Data entries:
----------
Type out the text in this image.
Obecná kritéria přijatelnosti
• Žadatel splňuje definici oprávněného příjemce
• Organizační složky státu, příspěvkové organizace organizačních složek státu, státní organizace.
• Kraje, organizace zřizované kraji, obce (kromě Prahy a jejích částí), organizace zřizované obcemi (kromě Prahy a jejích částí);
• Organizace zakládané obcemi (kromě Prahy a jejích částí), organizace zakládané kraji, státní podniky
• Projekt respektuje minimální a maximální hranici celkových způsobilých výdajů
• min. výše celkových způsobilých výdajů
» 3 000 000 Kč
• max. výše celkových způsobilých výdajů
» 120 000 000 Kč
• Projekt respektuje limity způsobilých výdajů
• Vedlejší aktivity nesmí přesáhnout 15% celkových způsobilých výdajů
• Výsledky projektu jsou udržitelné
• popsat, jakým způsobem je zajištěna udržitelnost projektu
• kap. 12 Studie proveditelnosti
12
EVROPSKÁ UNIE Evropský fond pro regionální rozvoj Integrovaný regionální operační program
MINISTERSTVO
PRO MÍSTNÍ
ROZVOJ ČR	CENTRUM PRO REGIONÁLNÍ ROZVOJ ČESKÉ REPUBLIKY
----------
From the listing above, collect each line in which the string "organizace" appears.

[Written answer]
• Organizační složky státu, příspěvkové organizace organizačních složek státu, státní organizace.
• Kraje, organizace zřizované kraji, obce (kromě Prahy a jejích částí), organizace zřizované obcemi (kromě Prahy a jejích částí);
• Organizace zakládané obcemi (kromě Prahy a jejích částí), organizace zakládané kraji, státní podniky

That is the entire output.